[start of Extracted information]
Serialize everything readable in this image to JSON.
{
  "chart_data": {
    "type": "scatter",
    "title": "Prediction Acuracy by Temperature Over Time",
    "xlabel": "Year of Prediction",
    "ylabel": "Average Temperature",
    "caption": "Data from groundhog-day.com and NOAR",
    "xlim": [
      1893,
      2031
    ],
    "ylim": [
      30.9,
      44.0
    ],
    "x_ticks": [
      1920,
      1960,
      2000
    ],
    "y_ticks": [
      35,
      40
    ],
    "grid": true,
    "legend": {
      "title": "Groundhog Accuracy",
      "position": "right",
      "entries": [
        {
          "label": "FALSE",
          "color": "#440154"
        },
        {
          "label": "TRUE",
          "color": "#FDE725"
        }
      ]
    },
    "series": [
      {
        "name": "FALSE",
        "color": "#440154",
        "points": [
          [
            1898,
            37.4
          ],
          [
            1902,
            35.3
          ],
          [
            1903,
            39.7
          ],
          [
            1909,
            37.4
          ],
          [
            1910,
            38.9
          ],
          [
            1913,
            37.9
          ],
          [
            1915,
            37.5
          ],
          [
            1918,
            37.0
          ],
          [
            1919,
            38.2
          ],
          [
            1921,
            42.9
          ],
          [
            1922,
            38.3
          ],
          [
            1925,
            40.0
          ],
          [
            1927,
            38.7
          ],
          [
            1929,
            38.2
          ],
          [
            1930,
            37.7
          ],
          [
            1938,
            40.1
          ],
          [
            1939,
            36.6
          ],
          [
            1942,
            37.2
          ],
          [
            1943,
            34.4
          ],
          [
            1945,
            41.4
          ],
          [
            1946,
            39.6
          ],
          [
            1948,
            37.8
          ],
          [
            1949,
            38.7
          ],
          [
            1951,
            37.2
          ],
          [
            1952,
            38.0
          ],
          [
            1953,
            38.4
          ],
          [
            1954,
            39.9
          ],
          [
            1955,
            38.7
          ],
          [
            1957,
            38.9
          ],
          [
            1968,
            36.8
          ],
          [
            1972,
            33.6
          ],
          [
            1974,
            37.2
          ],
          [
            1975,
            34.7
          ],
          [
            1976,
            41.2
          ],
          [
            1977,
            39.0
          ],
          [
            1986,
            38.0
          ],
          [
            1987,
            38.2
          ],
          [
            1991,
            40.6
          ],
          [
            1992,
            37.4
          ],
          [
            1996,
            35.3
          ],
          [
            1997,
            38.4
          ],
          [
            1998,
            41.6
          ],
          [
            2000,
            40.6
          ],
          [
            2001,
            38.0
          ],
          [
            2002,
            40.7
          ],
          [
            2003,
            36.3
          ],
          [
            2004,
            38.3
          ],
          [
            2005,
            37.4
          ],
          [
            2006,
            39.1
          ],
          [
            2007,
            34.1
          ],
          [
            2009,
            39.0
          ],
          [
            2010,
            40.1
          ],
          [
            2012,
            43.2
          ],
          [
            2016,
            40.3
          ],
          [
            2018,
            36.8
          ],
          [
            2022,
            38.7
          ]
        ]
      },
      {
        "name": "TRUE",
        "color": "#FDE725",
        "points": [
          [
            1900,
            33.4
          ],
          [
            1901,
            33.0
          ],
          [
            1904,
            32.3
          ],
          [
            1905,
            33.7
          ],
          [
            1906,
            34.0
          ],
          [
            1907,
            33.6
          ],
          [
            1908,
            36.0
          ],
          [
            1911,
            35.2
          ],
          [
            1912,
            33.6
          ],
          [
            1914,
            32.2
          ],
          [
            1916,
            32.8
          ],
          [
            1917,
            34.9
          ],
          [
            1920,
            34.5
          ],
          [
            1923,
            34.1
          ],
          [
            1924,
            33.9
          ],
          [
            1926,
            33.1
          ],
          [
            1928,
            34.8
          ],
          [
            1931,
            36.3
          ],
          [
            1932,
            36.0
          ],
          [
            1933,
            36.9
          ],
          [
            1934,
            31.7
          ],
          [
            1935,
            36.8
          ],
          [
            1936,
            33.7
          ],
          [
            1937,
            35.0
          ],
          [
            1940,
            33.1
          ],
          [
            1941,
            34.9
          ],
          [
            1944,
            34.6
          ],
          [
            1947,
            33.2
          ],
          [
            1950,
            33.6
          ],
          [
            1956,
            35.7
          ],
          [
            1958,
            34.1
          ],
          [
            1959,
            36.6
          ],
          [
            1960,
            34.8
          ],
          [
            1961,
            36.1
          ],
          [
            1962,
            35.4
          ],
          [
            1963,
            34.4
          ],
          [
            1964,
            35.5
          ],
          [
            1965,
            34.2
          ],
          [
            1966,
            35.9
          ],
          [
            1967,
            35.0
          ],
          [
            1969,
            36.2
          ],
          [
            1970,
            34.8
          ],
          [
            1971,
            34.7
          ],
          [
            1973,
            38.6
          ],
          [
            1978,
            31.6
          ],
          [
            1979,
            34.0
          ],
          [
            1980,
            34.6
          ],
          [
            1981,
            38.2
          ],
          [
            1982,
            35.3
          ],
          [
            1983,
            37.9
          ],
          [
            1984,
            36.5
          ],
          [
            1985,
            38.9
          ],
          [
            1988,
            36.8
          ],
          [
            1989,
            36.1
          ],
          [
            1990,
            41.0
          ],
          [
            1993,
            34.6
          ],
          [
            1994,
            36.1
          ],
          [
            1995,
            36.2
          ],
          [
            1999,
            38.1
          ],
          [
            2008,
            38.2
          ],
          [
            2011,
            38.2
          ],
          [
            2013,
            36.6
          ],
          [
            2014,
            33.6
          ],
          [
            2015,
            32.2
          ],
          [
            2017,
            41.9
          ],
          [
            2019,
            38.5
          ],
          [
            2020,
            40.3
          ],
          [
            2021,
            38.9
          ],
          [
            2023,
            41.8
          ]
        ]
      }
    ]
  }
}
[end of Extracted information]
[What is being asked]
Determine the number of lines where the string "color" occurs, and give that number only.

[Full response]
4